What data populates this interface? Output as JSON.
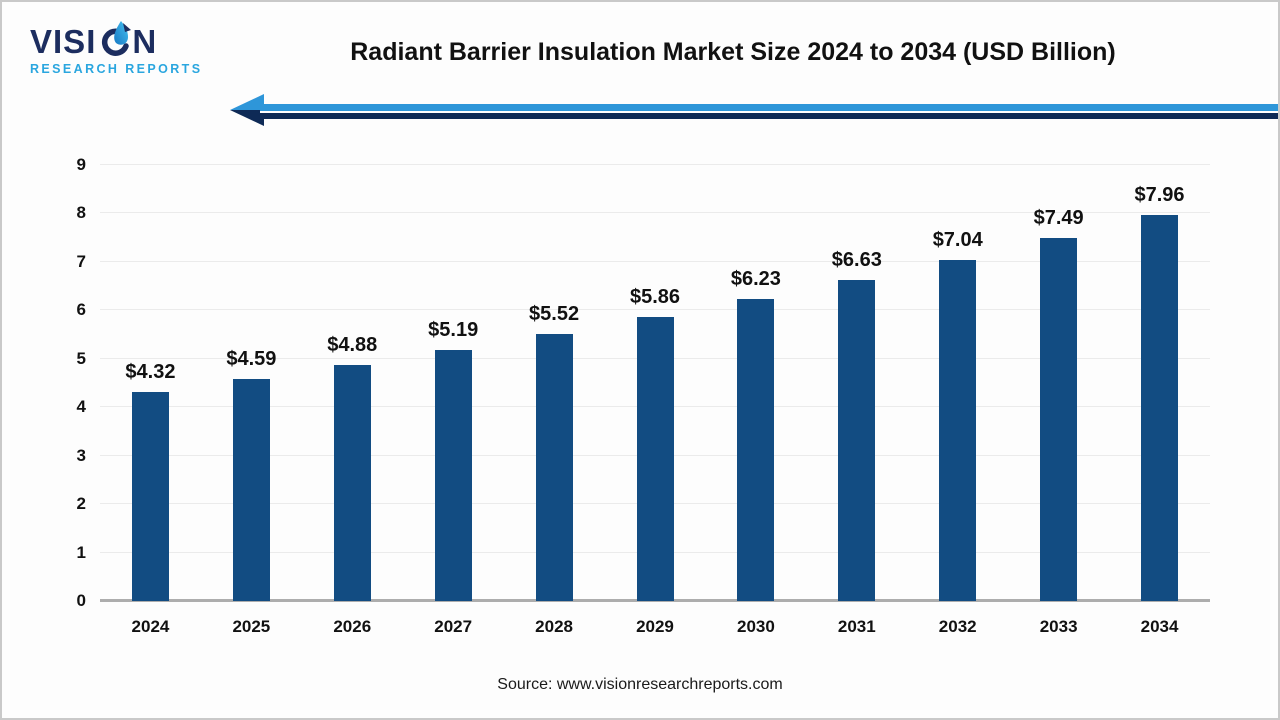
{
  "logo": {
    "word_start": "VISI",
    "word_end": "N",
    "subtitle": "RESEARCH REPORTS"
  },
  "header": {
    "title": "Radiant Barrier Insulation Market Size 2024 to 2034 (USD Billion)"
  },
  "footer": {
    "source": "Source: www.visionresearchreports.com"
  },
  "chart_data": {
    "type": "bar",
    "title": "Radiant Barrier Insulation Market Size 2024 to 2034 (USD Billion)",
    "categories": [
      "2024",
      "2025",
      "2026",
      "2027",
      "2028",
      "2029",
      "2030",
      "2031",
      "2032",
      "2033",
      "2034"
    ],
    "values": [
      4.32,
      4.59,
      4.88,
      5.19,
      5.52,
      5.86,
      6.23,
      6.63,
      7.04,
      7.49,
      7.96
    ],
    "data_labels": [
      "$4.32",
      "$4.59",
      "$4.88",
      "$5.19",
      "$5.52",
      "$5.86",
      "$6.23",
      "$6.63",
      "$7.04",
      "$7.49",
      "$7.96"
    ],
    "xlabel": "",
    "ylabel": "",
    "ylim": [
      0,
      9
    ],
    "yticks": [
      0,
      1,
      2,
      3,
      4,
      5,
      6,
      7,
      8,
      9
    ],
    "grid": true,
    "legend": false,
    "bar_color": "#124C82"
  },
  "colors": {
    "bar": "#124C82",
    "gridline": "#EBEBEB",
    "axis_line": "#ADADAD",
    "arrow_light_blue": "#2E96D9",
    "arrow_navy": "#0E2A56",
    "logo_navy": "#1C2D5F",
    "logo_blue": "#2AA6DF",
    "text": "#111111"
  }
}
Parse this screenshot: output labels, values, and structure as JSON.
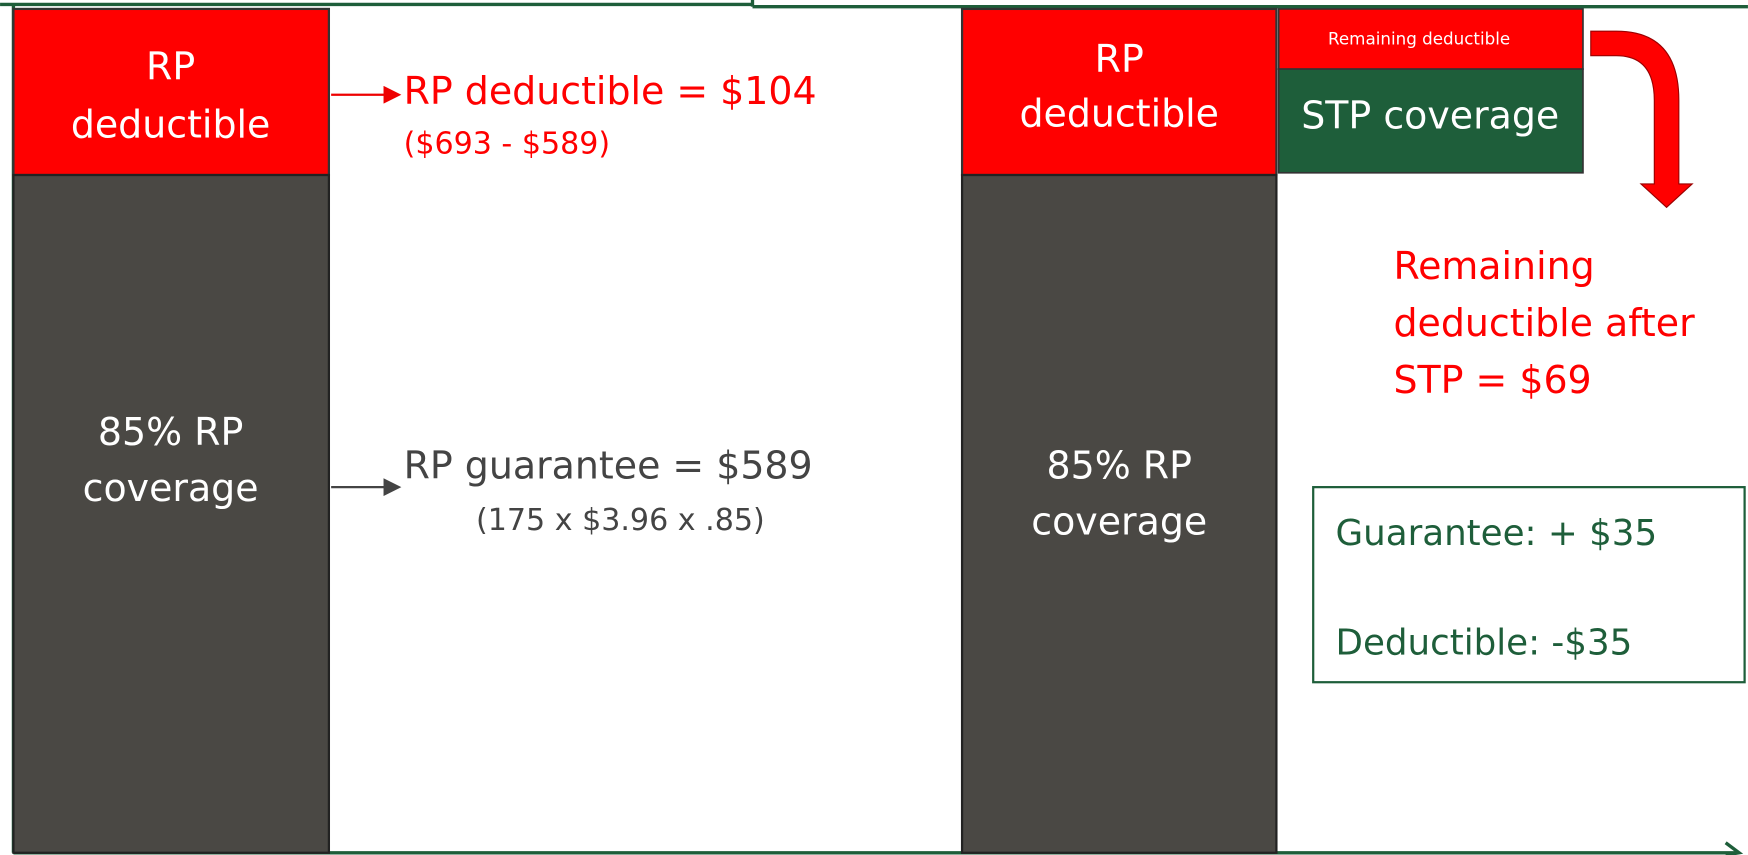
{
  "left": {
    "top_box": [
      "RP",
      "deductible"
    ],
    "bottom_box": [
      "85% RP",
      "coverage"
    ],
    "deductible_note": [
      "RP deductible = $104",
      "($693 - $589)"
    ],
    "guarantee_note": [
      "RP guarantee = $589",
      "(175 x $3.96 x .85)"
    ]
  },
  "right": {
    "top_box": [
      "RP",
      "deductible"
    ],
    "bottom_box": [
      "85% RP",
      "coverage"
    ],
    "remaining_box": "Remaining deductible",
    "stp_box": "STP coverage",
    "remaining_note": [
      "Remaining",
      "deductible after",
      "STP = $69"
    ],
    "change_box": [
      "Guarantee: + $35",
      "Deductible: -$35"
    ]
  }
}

» TO BE DONE
Copy every line from the records above that contains the word "this".

» PROBLEM SOLUTION
What data populates this interface? Output as JSON.
Parse this screenshot: output labels, values, and structure as JSON.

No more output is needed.